------ THE DATA ------

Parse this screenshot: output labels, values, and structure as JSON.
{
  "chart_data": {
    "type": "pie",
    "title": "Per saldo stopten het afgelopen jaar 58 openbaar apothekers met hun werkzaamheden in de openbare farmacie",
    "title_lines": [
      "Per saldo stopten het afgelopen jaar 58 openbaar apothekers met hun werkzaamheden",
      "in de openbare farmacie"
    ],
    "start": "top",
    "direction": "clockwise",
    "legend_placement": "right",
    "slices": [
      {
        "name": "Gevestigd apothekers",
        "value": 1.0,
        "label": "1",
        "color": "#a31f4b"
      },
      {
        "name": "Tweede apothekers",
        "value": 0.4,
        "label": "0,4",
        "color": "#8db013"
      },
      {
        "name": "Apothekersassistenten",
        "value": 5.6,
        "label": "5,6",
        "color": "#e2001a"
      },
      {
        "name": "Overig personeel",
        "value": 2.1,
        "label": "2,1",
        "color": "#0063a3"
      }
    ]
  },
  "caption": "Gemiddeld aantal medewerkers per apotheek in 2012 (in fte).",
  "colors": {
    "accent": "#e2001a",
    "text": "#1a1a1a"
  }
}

------

-- AIM --
Transcribe every entry word for word.

-- RESPONSE TO THE TASK --
Parse this screenshot: output labels, values, and structure as JSON.
{
  "chart_data": {
    "type": "pie",
    "title": "Per saldo stopten het afgelopen jaar 58 openbaar apothekers met hun werkzaamheden in de openbare farmacie",
    "title_lines": [
      "Per saldo stopten het afgelopen jaar 58 openbaar apothekers met hun werkzaamheden",
      "in de openbare farmacie"
    ],
    "start": "top",
    "direction": "clockwise",
    "legend_placement": "right",
    "slices": [
      {
        "name": "Gevestigd apothekers",
        "value": 1.0,
        "label": "1",
        "color": "#a31f4b"
      },
      {
        "name": "Tweede apothekers",
        "value": 0.4,
        "label": "0,4",
        "color": "#8db013"
      },
      {
        "name": "Apothekersassistenten",
        "value": 5.6,
        "label": "5,6",
        "color": "#e2001a"
      },
      {
        "name": "Overig personeel",
        "value": 2.1,
        "label": "2,1",
        "color": "#0063a3"
      }
    ]
  },
  "caption": "Gemiddeld aantal medewerkers per apotheek in 2012 (in fte).",
  "colors": {
    "accent": "#e2001a",
    "text": "#1a1a1a"
  }
}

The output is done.